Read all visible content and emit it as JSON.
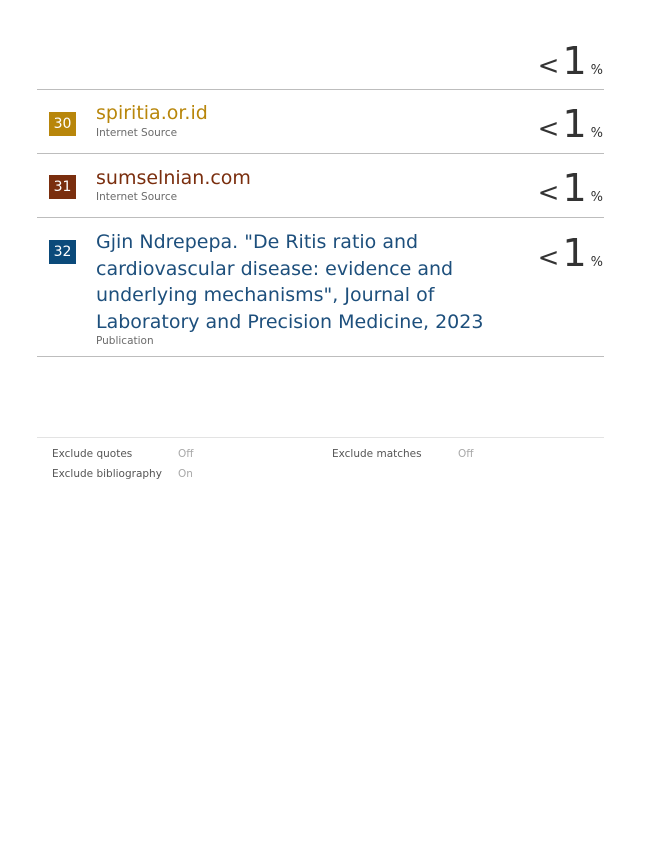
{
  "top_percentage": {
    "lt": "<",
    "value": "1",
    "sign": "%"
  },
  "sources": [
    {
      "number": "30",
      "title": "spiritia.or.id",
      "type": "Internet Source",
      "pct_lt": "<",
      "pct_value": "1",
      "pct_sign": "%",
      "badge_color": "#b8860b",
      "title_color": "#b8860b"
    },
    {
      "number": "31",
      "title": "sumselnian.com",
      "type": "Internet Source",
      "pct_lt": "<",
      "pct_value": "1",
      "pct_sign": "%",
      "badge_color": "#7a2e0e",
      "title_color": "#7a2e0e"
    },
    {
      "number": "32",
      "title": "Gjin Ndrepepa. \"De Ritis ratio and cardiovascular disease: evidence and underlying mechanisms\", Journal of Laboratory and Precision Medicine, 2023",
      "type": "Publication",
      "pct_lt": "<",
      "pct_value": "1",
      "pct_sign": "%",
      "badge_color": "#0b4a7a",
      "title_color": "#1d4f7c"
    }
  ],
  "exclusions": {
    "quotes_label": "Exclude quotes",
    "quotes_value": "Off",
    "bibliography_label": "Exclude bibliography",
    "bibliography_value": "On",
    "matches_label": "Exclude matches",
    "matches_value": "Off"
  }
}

────────────────────

Stated exercise:
Return the material exactly as given, apart from the pictures.

Response to this task:
Read all visible content and emit it as JSON.
{
  "top_percentage": {
    "lt": "<",
    "value": "1",
    "sign": "%"
  },
  "sources": [
    {
      "number": "30",
      "title": "spiritia.or.id",
      "type": "Internet Source",
      "pct_lt": "<",
      "pct_value": "1",
      "pct_sign": "%",
      "badge_color": "#b8860b",
      "title_color": "#b8860b"
    },
    {
      "number": "31",
      "title": "sumselnian.com",
      "type": "Internet Source",
      "pct_lt": "<",
      "pct_value": "1",
      "pct_sign": "%",
      "badge_color": "#7a2e0e",
      "title_color": "#7a2e0e"
    },
    {
      "number": "32",
      "title": "Gjin Ndrepepa. \"De Ritis ratio and cardiovascular disease: evidence and underlying mechanisms\", Journal of Laboratory and Precision Medicine, 2023",
      "type": "Publication",
      "pct_lt": "<",
      "pct_value": "1",
      "pct_sign": "%",
      "badge_color": "#0b4a7a",
      "title_color": "#1d4f7c"
    }
  ],
  "exclusions": {
    "quotes_label": "Exclude quotes",
    "quotes_value": "Off",
    "bibliography_label": "Exclude bibliography",
    "bibliography_value": "On",
    "matches_label": "Exclude matches",
    "matches_value": "Off"
  }
}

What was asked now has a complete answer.